-- What is being asked --
Filter the entries that follow, copying every line in which the word "color" appears.

Collected data:
:::::

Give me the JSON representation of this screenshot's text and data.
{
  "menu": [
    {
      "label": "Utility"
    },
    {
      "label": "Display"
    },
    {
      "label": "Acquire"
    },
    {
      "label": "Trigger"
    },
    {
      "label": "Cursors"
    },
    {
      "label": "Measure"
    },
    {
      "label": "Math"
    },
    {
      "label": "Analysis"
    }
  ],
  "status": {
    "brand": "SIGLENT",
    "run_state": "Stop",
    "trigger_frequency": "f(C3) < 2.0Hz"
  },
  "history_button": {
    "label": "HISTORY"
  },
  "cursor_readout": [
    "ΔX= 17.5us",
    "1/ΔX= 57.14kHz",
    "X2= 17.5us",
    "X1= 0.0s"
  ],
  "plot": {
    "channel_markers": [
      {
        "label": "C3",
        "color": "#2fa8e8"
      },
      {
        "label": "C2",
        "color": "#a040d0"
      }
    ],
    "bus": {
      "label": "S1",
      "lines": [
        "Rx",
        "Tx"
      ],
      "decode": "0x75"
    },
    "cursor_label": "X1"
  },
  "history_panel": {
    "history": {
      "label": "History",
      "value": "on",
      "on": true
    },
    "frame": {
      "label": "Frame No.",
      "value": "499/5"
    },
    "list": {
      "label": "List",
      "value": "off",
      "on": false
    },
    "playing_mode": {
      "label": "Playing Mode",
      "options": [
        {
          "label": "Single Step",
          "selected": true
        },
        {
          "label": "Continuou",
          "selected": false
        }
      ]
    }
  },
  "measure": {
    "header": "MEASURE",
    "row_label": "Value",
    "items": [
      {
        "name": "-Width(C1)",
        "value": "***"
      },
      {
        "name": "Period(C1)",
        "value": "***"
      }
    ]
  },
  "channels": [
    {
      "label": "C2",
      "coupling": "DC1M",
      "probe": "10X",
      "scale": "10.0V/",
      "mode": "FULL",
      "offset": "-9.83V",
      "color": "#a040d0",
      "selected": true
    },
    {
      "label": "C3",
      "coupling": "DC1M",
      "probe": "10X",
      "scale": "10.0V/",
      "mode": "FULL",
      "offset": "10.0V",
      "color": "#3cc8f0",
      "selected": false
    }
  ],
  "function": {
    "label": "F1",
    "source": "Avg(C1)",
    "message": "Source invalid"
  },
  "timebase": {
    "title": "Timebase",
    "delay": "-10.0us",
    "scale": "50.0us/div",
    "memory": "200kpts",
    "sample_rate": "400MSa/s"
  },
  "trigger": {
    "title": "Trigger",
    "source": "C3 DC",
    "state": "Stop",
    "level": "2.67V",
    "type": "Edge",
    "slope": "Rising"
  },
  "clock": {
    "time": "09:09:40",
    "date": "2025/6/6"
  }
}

:::::

-- Reply --
        "color": "#2fa8e8"
        "color": "#a040d0"
      "color": "#a040d0",
      "color": "#3cc8f0",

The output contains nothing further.